## WRITTEN REQUEST
Select and reproduce each line of the listing below that bears the string "sole".

Saved data entries:
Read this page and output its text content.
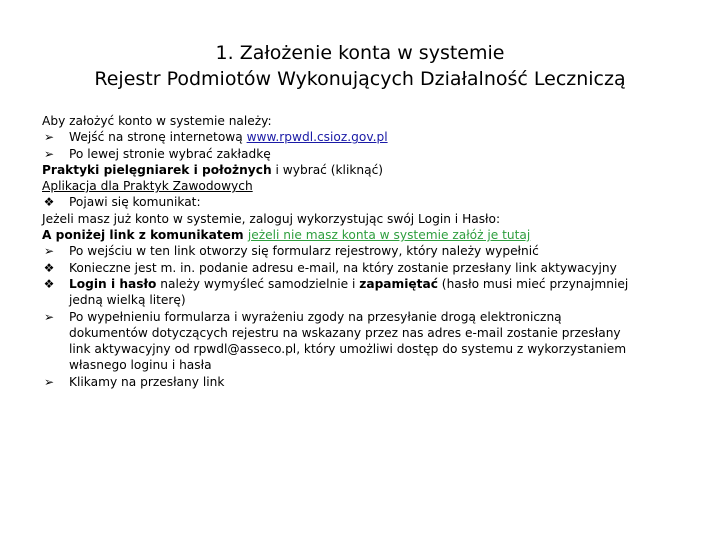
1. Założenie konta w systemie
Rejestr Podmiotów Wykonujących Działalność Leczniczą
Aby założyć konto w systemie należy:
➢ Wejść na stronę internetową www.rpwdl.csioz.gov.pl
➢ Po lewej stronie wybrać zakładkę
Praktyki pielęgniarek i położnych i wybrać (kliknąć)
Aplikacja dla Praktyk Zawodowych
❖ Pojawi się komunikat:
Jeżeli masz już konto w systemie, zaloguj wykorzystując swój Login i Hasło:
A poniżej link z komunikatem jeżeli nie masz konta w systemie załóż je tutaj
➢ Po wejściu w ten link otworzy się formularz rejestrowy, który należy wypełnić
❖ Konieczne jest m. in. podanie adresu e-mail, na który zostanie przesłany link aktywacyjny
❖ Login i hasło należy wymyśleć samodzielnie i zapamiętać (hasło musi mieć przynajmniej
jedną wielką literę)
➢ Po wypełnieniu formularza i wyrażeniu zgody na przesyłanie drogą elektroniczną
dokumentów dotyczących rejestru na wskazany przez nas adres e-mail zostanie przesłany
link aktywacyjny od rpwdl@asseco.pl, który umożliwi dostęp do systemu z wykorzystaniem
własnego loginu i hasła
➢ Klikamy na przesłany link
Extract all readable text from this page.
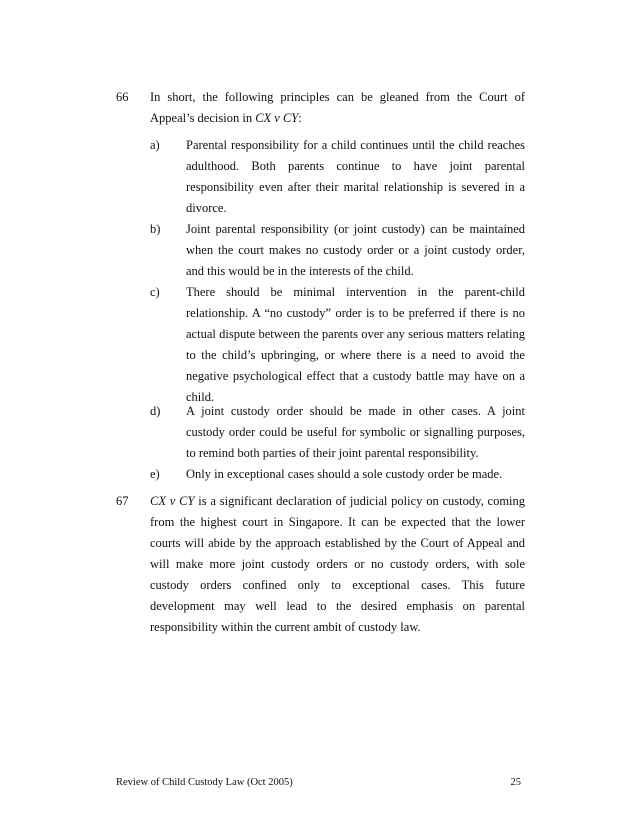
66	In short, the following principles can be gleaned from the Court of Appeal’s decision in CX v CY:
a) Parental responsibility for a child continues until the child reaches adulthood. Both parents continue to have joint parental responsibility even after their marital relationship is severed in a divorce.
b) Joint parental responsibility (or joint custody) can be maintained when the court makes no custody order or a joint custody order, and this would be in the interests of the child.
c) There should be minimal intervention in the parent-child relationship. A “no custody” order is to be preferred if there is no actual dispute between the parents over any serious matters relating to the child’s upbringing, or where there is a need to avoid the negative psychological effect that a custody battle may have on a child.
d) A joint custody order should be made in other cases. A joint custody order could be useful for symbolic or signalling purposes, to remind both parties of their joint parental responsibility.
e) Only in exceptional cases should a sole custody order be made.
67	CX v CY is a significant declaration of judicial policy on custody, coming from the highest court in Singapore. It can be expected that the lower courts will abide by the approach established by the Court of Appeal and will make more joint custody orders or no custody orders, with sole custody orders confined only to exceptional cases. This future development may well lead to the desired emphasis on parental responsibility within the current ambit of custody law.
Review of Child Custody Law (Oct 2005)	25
...
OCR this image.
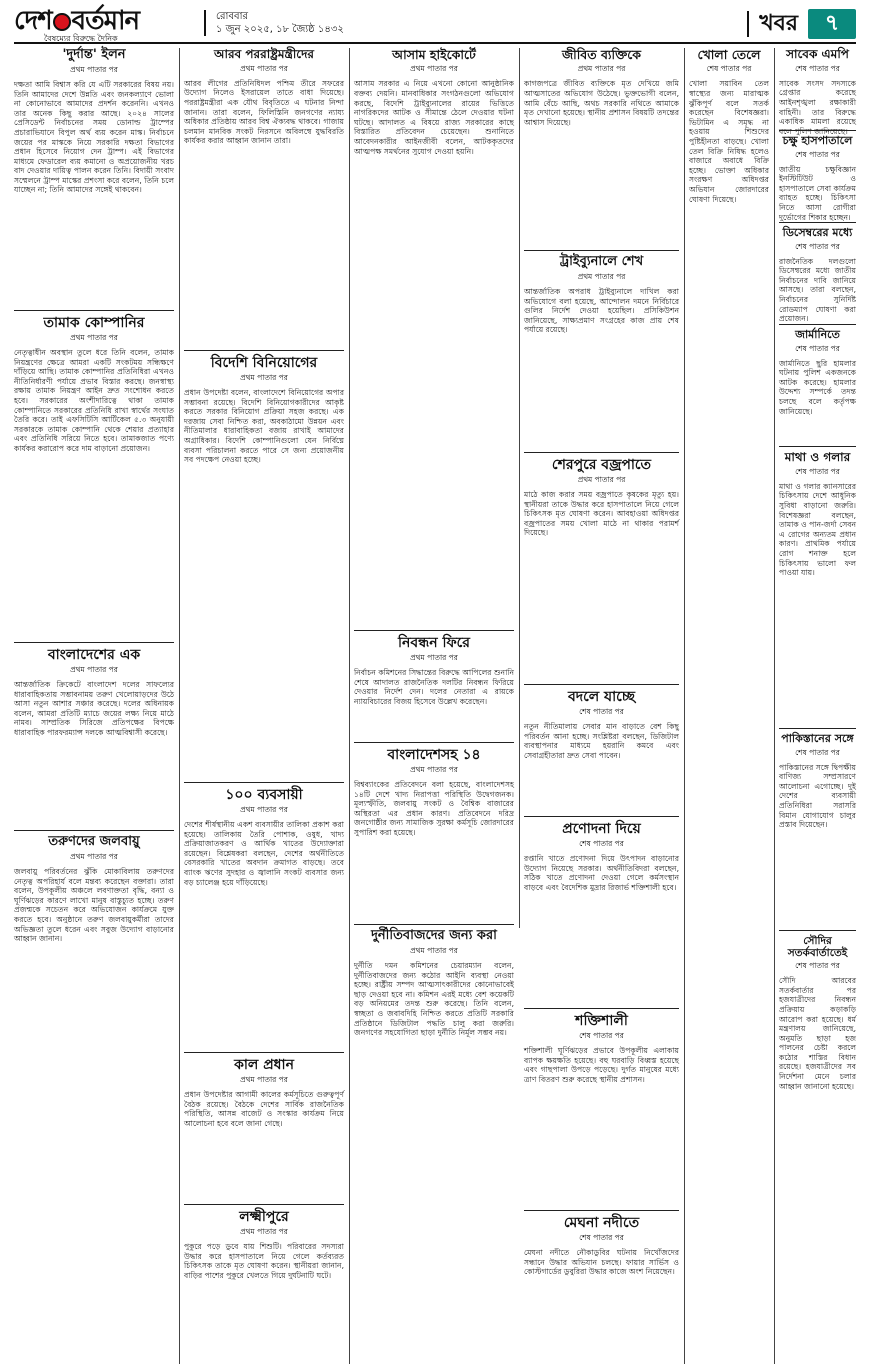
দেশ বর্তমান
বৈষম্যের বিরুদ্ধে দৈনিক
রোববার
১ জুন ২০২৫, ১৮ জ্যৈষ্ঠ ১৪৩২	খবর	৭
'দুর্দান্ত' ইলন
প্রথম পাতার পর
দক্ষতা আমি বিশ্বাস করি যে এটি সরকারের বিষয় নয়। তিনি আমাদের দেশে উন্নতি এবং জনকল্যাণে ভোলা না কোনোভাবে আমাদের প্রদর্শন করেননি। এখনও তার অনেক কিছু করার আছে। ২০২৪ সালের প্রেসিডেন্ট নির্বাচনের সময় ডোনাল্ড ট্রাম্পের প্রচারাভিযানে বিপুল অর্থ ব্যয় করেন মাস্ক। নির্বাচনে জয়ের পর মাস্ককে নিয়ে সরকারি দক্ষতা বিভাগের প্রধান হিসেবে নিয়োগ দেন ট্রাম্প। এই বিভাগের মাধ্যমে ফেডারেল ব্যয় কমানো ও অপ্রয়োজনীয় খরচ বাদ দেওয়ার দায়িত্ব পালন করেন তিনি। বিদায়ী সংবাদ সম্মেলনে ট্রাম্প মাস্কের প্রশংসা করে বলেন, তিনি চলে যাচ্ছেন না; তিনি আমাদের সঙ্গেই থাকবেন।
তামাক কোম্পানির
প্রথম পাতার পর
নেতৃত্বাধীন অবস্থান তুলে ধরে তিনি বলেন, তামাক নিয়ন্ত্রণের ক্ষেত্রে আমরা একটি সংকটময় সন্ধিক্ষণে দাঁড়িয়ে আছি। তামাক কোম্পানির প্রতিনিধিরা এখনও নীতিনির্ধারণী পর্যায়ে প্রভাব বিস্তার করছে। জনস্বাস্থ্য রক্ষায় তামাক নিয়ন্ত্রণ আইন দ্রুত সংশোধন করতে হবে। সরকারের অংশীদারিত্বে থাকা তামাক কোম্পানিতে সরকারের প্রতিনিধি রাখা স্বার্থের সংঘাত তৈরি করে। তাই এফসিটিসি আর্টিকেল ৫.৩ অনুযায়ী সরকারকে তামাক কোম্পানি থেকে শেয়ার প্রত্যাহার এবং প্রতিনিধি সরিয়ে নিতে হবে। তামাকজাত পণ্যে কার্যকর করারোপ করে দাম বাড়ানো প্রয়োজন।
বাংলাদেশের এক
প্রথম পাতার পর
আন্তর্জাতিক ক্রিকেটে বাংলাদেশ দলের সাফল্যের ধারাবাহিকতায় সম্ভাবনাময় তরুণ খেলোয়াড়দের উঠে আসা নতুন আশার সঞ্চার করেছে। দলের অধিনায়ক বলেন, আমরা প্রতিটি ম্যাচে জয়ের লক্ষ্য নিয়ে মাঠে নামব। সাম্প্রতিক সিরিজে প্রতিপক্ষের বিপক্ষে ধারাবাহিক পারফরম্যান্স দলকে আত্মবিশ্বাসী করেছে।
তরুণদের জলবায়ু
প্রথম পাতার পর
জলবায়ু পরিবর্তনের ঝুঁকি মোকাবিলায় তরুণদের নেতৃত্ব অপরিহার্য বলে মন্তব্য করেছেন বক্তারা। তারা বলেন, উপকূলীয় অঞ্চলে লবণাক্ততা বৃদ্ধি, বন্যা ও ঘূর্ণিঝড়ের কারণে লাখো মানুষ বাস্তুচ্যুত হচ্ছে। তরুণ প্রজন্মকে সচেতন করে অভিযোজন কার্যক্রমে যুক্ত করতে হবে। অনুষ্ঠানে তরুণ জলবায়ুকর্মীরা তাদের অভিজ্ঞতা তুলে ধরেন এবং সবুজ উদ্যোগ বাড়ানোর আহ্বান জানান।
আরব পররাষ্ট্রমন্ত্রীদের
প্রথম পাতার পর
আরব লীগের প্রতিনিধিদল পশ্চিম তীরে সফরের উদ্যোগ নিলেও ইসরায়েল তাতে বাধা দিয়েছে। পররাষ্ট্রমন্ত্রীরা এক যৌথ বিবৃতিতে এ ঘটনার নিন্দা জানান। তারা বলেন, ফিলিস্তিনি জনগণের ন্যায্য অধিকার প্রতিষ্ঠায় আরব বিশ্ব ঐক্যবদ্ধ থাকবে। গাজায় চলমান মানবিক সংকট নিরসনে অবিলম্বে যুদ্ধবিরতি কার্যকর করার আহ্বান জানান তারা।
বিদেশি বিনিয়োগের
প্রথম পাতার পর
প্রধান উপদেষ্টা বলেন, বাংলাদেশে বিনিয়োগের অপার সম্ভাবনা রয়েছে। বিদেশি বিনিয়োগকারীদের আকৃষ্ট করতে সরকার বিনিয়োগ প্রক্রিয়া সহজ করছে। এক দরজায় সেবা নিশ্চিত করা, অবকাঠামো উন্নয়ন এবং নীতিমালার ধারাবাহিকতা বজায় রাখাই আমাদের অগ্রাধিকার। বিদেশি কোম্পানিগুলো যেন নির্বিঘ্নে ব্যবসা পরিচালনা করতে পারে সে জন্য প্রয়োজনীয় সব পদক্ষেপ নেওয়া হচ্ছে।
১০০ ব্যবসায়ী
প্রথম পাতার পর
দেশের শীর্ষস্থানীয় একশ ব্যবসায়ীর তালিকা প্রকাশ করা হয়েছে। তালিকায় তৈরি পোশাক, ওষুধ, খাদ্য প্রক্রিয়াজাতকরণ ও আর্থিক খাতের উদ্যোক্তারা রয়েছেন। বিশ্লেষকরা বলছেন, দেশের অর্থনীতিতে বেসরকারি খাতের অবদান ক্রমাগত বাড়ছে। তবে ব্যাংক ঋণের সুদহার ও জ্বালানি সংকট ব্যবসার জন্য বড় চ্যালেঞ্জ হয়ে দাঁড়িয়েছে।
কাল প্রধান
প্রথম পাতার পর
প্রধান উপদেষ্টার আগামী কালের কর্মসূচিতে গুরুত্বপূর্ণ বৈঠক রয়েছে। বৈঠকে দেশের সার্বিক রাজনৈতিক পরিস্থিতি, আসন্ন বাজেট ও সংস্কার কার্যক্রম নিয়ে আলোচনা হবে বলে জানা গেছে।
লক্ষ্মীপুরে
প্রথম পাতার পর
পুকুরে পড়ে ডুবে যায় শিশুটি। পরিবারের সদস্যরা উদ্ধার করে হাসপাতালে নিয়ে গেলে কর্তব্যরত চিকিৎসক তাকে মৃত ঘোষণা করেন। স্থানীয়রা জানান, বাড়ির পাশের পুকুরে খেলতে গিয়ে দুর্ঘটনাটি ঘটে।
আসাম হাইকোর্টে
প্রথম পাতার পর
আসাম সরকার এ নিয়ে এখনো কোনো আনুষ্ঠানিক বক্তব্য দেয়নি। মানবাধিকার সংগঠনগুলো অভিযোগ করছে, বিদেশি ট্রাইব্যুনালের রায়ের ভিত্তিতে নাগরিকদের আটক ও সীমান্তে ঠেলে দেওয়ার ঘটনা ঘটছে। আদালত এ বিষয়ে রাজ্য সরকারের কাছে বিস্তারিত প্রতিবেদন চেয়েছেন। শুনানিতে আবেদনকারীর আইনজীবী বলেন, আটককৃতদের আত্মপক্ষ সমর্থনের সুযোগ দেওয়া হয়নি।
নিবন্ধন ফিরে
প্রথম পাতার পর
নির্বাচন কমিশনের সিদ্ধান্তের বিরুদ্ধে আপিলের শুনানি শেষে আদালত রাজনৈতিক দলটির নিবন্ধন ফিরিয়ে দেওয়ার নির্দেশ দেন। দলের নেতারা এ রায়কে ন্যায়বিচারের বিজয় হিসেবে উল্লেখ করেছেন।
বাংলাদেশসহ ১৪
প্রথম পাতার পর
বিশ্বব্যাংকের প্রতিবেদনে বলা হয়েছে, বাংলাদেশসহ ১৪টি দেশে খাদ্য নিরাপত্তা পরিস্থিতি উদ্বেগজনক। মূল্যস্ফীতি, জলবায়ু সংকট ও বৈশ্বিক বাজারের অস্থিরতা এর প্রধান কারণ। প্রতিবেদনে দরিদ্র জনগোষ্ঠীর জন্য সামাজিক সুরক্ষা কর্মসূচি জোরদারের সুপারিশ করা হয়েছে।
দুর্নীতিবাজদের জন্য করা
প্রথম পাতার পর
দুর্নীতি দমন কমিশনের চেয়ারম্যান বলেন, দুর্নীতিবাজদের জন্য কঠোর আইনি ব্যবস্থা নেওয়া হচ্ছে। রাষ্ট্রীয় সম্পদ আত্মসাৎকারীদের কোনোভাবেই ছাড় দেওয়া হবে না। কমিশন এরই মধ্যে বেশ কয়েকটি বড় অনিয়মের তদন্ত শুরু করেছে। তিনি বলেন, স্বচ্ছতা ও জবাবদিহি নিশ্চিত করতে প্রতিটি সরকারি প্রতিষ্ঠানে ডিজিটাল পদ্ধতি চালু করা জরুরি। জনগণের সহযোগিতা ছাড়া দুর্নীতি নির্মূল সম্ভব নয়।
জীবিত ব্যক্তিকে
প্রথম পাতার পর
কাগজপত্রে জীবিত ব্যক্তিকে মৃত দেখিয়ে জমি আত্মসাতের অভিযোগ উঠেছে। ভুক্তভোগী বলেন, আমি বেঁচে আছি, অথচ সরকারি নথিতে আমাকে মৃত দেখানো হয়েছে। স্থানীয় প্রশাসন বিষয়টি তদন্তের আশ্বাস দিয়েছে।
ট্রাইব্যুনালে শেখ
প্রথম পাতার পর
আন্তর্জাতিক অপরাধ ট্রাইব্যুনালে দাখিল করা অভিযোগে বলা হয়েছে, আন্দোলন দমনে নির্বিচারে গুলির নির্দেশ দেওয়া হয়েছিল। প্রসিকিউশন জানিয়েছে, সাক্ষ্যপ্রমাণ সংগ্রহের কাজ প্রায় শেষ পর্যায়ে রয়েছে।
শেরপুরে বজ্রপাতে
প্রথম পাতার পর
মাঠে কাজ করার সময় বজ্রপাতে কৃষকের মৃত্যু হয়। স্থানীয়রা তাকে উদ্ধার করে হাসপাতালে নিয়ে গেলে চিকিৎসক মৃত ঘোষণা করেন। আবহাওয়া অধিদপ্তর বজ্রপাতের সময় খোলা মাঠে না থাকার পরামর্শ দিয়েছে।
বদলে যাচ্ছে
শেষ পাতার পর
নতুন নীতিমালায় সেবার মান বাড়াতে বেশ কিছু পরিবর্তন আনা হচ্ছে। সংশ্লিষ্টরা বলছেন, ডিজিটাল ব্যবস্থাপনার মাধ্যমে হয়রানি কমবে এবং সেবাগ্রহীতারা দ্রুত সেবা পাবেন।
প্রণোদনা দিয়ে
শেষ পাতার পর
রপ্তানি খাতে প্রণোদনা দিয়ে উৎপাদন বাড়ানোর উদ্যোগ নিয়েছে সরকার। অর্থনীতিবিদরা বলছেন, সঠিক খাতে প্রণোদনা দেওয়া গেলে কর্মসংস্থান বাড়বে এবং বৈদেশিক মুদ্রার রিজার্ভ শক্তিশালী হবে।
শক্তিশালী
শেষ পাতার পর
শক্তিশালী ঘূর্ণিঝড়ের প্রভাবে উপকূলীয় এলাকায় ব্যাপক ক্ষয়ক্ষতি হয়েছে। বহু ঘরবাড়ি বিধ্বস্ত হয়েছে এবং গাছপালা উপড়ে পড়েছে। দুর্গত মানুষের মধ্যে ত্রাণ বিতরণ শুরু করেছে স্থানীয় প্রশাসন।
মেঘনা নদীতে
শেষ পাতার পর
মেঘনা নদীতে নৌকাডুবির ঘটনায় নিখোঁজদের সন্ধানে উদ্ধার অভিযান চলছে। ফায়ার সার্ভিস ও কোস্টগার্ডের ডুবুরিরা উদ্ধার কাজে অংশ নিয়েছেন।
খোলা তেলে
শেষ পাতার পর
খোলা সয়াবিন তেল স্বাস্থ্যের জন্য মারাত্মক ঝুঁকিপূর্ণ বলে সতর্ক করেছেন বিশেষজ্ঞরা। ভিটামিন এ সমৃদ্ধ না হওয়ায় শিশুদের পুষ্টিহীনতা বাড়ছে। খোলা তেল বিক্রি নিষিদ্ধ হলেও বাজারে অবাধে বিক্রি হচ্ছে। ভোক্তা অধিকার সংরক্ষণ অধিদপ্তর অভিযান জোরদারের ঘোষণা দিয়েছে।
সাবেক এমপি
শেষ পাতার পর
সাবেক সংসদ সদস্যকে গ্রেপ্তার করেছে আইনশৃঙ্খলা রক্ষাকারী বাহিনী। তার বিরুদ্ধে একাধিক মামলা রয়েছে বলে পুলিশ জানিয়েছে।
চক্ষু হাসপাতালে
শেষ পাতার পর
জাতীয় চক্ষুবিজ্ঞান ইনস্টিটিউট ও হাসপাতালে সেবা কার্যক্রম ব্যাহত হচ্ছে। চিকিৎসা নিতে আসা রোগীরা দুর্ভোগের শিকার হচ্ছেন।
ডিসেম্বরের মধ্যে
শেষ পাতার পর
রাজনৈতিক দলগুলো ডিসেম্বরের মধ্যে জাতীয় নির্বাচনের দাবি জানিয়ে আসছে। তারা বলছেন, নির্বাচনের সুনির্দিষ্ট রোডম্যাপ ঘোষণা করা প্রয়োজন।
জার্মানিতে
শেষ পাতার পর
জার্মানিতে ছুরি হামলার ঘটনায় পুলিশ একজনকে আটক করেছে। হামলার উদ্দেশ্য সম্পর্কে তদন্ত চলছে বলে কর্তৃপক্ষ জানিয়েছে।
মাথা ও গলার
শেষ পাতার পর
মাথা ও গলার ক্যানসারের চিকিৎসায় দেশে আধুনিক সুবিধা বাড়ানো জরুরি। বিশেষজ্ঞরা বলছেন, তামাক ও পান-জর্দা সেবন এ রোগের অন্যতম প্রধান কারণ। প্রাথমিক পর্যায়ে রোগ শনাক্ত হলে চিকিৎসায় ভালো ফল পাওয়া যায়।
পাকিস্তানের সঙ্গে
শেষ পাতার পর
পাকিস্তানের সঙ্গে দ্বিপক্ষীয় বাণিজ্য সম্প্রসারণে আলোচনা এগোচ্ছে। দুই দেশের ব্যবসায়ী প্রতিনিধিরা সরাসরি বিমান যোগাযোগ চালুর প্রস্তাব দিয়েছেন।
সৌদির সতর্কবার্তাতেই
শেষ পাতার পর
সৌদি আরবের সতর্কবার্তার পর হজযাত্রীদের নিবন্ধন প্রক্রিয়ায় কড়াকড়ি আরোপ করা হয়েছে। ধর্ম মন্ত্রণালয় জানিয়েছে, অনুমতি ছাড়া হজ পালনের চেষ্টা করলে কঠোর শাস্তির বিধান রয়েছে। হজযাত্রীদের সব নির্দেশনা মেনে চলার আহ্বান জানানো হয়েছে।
==
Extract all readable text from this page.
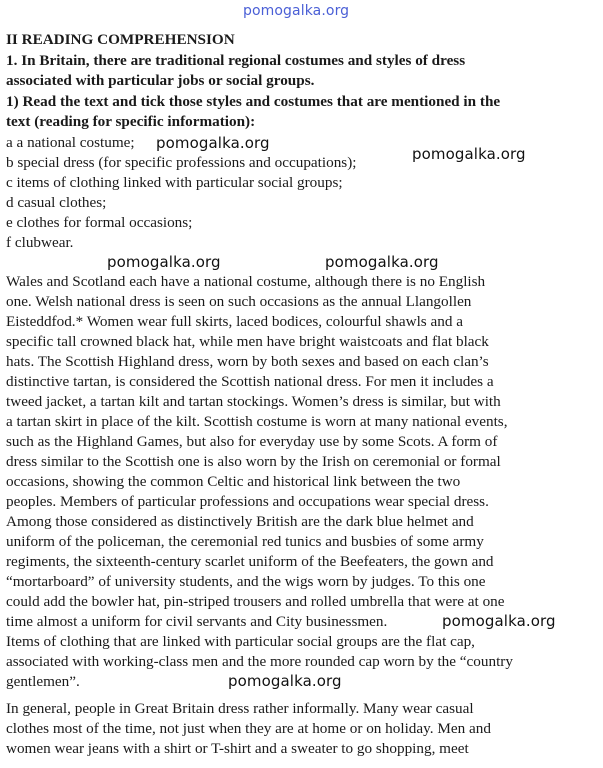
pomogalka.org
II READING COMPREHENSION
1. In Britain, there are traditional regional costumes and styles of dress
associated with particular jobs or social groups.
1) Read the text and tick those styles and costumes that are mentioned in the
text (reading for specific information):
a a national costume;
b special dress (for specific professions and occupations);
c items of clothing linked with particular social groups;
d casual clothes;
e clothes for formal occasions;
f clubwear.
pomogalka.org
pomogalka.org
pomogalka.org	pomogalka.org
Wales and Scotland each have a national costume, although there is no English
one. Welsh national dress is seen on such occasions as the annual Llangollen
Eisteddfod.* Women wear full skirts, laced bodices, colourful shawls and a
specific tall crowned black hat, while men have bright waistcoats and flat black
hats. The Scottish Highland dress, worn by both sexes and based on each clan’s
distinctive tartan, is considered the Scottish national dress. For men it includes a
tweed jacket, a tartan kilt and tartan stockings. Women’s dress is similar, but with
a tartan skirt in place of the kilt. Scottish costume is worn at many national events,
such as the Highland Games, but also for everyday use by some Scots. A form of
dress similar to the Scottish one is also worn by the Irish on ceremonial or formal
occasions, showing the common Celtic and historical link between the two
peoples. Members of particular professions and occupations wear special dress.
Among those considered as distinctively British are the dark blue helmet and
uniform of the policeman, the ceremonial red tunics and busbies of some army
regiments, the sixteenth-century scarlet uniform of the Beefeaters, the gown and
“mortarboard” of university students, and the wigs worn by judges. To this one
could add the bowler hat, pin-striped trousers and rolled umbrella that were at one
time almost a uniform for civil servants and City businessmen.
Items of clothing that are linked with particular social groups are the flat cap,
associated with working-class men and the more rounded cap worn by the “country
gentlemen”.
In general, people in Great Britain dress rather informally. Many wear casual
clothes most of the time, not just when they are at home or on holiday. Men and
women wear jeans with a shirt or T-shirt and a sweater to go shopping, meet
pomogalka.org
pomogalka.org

## FINISHED ANSWER
e) Only in exceptional cases should a sole custody order be made.
67	CX v CY is a significant declaration of judicial policy on custody, coming from the highest court in Singapore. It can be expected that the lower courts will abide by the approach established by the Court of Appeal and will make more joint custody orders or no custody orders, with sole custody orders confined only to exceptional cases. This future development may well lead to the desired emphasis on parental responsibility within the current ambit of custody law.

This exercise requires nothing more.